DOKUMENTTEXT
◆ ◆ ◆

05/05/2026
Viele von uns entwickeln mit der Zeit ganz eigene Strategien, um mit Nähe umzugehen.
Manche werden sehr emotional.
Sie zeigen viel, fühlen intensiv, weinen oft auch, weil sie gelernt haben, dass sie so Nähe bekommen.
Dass andere mitfühlend reagieren, weicher werden, da sind.
Andere gehen den entgegengesetzten Weg.
Sie werden härter, kontrollierter, ziehen sich innerlich zurück, um sich vor Enttäuschung oder Verletzung zu schützen.
Beides sind keine „Fehler“.
Sondern gelernte Schutzmechanismen.
Und oft wechseln wir sogar zwischen beiden, je nach Situation, je nach Gegenüber.
Die eigentliche Frage ist nicht,
was „richtig“ oder „falsch“ ist.
Sondern: Erkenne ich meine eigene Dynamik?

◆ ◆ ◆

EXTRAHIERTES MATERIAL
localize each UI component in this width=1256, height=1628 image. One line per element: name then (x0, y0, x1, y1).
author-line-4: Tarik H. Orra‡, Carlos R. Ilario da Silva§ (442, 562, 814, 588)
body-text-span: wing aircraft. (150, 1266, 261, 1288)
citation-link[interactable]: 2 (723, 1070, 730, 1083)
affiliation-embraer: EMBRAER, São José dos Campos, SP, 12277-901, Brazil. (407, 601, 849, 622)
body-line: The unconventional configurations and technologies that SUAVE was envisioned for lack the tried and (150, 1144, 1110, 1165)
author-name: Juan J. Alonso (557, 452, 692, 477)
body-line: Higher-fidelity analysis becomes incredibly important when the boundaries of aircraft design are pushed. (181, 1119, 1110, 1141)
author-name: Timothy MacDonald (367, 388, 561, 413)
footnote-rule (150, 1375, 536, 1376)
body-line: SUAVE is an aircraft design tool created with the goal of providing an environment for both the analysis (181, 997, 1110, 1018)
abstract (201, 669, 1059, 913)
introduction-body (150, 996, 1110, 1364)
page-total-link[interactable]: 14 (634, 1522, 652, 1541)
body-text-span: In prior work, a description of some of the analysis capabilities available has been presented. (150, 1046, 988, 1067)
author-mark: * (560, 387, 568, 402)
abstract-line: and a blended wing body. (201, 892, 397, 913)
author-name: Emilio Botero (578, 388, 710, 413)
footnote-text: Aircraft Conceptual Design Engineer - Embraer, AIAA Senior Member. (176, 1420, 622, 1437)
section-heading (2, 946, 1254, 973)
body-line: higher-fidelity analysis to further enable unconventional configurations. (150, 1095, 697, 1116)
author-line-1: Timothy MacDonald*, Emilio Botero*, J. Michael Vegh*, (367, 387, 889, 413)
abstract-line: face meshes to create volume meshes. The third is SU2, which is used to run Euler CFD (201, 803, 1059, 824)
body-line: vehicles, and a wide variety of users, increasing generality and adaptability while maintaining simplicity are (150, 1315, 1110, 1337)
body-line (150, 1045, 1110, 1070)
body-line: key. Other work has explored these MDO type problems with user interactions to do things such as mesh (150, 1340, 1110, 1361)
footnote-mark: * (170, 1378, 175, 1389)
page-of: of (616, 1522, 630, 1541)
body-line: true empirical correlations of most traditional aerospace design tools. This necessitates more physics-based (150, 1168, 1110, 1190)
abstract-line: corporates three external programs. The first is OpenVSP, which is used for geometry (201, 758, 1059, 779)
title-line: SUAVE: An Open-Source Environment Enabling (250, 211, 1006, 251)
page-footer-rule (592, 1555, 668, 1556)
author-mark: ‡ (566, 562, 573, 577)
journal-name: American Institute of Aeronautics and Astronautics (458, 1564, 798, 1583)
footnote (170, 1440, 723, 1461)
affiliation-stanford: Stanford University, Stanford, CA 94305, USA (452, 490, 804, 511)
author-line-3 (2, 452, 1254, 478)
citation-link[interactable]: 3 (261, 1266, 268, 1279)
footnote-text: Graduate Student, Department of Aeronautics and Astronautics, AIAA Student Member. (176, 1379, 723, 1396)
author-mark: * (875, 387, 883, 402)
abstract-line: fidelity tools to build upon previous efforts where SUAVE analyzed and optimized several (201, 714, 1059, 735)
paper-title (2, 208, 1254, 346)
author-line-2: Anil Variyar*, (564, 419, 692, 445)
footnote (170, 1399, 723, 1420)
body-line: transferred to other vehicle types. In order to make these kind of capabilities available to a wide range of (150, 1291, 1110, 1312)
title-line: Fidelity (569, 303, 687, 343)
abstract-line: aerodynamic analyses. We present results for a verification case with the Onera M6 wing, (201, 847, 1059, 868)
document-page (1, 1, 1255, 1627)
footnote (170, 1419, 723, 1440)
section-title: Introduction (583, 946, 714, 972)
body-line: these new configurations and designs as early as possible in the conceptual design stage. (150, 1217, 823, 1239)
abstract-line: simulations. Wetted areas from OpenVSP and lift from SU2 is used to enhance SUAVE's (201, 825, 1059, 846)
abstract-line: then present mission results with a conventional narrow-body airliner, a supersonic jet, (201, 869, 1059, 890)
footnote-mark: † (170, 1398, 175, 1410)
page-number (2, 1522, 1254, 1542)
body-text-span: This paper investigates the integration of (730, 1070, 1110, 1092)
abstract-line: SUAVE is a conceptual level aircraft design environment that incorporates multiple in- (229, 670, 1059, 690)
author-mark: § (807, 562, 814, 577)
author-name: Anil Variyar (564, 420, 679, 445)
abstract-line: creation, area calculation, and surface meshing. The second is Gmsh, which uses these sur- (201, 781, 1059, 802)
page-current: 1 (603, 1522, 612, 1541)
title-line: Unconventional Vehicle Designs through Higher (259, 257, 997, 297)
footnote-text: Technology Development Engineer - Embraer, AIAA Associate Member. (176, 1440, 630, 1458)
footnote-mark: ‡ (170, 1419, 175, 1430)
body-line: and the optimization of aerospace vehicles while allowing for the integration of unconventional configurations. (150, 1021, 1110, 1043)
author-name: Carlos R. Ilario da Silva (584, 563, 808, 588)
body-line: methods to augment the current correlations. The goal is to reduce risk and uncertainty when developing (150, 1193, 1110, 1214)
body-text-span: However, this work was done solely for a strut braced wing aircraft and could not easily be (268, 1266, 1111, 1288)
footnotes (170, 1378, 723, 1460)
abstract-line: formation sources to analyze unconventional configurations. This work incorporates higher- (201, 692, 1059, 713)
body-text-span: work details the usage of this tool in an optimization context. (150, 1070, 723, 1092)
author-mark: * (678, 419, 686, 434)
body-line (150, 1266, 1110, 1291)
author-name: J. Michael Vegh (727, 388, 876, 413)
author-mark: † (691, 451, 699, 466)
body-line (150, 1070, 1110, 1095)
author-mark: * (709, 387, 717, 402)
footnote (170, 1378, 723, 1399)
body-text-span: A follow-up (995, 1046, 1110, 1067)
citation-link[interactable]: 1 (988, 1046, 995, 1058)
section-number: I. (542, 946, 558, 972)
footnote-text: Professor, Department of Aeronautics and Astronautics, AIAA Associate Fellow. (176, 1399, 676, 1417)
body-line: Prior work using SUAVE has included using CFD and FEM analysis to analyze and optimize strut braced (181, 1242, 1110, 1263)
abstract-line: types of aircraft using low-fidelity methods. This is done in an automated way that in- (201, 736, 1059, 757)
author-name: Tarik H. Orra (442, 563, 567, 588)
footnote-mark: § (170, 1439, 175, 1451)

◆ ◆ ◆

DEINE AUFGABE
Welche Reaktionen anderer Menschen erwarten laut dem Text über den Umgang mit Nähe diejenigen, die sehr emotional werden? Nenne alle.

LÖSUNG DER ÜBUNG
- mitfühlend reagieren
- weicher werden
- da sein